WRITTEN REQUEST:
Every line of the data must be copied exactly.

### DATA SUPPLIED ###

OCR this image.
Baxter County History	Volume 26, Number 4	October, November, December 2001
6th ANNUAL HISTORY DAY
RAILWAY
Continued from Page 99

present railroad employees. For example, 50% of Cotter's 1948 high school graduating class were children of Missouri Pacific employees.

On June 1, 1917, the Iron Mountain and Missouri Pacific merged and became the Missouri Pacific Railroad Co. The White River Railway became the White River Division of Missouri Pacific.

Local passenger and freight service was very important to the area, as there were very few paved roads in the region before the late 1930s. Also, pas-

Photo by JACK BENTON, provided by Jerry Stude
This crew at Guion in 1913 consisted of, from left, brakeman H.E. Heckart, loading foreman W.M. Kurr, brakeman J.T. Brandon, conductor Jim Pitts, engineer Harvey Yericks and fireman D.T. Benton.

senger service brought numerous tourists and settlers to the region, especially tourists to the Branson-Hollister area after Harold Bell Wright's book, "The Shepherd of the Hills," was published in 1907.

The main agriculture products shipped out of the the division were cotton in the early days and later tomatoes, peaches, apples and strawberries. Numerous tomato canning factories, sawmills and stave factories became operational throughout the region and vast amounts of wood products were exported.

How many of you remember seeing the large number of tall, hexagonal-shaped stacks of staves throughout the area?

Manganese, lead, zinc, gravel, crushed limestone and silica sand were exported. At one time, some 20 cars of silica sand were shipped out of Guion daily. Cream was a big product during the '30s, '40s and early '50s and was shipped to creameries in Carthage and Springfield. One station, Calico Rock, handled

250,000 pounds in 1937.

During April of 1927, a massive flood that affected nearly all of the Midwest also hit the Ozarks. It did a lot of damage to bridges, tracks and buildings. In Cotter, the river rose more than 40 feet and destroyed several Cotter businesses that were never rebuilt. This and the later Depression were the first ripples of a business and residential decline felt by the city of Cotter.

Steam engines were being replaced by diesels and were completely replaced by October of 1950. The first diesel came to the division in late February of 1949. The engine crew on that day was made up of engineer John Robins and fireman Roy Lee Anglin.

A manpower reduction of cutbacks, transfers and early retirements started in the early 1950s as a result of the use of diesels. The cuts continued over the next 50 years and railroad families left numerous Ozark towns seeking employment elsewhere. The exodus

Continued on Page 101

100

###

TASK RESULT:
OCR this image.
Baxter County History	Volume 26, Number 4	October, November, December 2001
6th ANNUAL HISTORY DAY
RAILWAY
Continued from Page 99

present railroad employees. For example, 50% of Cotter's 1948 high school graduating class were children of Missouri Pacific employees.

On June 1, 1917, the Iron Mountain and Missouri Pacific merged and became the Missouri Pacific Railroad Co. The White River Railway became the White River Division of Missouri Pacific.

Local passenger and freight service was very important to the area, as there were very few paved roads in the region before the late 1930s. Also, pas-

Photo by JACK BENTON, provided by Jerry Stude
This crew at Guion in 1913 consisted of, from left, brakeman H.E. Heckart, loading foreman W.M. Kurr, brakeman J.T. Brandon, conductor Jim Pitts, engineer Harvey Yericks and fireman D.T. Benton.

senger service brought numerous tourists and settlers to the region, especially tourists to the Branson-Hollister area after Harold Bell Wright's book, "The Shepherd of the Hills," was published in 1907.

The main agriculture products shipped out of the the division were cotton in the early days and later tomatoes, peaches, apples and strawberries. Numerous tomato canning factories, sawmills and stave factories became operational throughout the region and vast amounts of wood products were exported.

How many of you remember seeing the large number of tall, hexagonal-shaped stacks of staves throughout the area?

Manganese, lead, zinc, gravel, crushed limestone and silica sand were exported. At one time, some 20 cars of silica sand were shipped out of Guion daily. Cream was a big product during the '30s, '40s and early '50s and was shipped to creameries in Carthage and Springfield. One station, Calico Rock, handled

250,000 pounds in 1937.

During April of 1927, a massive flood that affected nearly all of the Midwest also hit the Ozarks. It did a lot of damage to bridges, tracks and buildings. In Cotter, the river rose more than 40 feet and destroyed several Cotter businesses that were never rebuilt. This and the later Depression were the first ripples of a business and residential decline felt by the city of Cotter.

Steam engines were being replaced by diesels and were completely replaced by October of 1950. The first diesel came to the division in late February of 1949. The engine crew on that day was made up of engineer John Robins and fireman Roy Lee Anglin.

A manpower reduction of cutbacks, transfers and early retirements started in the early 1950s as a result of the use of diesels. The cuts continued over the next 50 years and railroad families left numerous Ozark towns seeking employment elsewhere. The exodus

Continued on Page 101

100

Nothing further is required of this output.